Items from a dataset

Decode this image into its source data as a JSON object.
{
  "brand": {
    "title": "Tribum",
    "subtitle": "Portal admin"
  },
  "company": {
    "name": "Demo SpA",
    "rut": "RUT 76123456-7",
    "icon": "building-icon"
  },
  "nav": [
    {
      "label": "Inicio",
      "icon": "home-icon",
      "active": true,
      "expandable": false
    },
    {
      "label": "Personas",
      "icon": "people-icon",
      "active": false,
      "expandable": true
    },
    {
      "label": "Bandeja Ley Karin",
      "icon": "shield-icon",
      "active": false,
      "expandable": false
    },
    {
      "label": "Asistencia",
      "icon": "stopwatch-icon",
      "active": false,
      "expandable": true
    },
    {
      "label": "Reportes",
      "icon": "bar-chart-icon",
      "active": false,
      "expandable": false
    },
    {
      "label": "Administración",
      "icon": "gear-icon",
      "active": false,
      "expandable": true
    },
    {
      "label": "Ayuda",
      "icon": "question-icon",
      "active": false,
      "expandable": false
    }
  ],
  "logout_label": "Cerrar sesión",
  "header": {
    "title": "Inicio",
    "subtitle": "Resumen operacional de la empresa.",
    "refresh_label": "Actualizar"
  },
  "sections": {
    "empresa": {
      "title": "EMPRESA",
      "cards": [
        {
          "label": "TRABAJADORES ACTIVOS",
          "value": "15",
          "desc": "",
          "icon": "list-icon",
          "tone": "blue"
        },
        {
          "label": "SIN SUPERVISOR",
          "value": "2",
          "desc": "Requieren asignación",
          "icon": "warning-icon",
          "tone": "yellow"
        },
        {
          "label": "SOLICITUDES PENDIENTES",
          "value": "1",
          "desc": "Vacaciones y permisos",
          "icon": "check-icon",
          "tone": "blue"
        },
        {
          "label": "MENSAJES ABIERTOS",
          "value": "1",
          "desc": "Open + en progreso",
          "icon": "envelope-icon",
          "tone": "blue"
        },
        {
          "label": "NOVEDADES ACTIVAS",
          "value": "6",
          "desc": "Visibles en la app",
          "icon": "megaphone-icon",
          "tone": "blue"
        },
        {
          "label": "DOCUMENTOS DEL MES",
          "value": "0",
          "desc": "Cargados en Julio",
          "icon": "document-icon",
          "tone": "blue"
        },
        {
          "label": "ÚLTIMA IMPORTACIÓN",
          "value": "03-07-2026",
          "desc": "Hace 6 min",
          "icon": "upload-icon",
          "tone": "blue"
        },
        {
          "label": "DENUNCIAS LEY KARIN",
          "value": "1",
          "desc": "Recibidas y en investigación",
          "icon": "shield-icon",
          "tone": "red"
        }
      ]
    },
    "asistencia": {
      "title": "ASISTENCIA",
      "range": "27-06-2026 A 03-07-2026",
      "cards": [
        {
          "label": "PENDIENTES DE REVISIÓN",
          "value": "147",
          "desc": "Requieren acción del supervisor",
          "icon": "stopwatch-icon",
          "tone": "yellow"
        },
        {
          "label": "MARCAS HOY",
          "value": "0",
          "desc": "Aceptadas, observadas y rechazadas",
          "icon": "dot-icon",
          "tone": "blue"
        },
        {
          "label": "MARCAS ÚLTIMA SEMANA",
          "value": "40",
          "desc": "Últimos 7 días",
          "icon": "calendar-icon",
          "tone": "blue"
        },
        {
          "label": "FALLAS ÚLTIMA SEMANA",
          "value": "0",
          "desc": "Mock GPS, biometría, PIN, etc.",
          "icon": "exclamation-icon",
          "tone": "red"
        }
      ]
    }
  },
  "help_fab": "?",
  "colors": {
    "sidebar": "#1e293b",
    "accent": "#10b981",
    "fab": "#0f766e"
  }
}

---

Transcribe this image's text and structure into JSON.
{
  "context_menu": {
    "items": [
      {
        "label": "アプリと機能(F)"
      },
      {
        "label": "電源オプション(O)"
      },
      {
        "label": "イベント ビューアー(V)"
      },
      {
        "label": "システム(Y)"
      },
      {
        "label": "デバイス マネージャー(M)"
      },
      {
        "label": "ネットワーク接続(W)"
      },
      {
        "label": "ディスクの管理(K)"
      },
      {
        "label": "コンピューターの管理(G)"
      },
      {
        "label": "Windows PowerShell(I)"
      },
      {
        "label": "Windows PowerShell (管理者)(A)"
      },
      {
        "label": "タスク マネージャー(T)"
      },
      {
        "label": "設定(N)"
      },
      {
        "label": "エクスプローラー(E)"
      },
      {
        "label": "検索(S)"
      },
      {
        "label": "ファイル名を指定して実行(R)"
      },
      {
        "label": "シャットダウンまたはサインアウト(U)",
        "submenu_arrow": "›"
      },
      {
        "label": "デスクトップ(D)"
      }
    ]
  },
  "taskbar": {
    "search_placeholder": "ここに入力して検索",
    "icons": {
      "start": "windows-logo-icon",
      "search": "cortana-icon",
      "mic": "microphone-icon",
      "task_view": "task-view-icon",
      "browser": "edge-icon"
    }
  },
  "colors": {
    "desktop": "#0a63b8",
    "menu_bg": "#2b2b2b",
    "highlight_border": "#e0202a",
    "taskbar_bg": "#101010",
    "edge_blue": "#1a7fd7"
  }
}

Stated problem ▸
Every line of the records that includes the word "subtitle" should be gathered.

Written answer ▸
    "subtitle": "Portal admin"
    "subtitle": "Resumen operacional de la empresa.",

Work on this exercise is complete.